_WHAT YOU ARE ASKED TO DO_
What lines of the data hold the string "source"? Pull each one out.

--- BEGIN DATA LINES ---

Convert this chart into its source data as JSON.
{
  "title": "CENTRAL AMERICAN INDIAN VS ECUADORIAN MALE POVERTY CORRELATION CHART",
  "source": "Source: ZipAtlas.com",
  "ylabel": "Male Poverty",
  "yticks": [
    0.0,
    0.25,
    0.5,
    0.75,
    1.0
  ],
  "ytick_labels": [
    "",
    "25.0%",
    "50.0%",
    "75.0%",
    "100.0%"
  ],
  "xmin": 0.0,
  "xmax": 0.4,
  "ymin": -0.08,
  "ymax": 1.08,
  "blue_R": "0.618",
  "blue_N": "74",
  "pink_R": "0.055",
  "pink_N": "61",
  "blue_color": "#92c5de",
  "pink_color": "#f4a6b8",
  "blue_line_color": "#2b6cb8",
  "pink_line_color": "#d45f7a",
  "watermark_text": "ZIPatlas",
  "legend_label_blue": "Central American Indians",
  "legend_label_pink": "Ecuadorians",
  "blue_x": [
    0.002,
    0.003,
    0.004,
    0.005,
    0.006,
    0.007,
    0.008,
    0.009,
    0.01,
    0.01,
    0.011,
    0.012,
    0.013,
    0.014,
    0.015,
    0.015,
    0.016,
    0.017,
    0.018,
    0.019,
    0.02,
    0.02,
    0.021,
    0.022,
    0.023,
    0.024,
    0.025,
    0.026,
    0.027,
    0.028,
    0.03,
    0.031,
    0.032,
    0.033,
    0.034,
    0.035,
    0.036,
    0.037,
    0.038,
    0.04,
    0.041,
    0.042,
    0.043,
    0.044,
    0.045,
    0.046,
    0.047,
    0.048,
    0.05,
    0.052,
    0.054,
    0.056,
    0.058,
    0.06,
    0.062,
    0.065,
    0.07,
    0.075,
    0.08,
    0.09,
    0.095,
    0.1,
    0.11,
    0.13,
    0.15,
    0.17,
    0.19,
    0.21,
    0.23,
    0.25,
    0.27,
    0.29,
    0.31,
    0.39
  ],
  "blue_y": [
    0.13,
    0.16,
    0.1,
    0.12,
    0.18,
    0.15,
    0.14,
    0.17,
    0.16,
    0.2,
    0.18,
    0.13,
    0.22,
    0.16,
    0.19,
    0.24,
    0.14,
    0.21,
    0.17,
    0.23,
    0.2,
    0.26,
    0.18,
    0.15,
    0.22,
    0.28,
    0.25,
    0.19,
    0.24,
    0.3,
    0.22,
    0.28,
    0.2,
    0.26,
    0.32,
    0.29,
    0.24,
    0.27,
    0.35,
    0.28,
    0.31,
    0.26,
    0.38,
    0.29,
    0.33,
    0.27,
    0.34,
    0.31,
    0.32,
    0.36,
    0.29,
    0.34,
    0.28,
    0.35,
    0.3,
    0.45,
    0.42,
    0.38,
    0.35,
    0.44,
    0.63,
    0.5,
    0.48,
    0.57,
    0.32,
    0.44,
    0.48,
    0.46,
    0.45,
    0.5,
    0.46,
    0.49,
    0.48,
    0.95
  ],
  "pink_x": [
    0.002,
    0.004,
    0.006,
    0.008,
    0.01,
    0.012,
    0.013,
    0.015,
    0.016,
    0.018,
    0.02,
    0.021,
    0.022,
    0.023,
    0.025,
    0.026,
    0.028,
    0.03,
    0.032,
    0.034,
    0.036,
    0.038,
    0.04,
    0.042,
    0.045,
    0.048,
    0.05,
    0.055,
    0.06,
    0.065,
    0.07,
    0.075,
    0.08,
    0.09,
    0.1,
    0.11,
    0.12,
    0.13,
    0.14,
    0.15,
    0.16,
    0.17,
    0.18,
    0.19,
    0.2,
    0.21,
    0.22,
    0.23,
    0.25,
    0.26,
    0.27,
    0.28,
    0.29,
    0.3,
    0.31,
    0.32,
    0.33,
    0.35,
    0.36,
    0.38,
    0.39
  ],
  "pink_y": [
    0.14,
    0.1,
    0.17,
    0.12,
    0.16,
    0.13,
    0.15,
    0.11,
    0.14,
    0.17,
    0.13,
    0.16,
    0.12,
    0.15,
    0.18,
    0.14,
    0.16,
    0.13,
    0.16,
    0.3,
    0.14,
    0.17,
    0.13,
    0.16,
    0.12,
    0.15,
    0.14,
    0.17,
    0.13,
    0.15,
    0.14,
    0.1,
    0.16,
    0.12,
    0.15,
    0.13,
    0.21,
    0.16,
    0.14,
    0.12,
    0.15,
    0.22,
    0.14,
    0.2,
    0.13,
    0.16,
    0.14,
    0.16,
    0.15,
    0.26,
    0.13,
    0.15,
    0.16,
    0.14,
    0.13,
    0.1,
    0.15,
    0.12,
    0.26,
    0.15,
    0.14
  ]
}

--- END DATA LINES ---

_FINISHED ANSWER_
Convert this chart into its source data as JSON.
  "source": "Source: ZipAtlas.com",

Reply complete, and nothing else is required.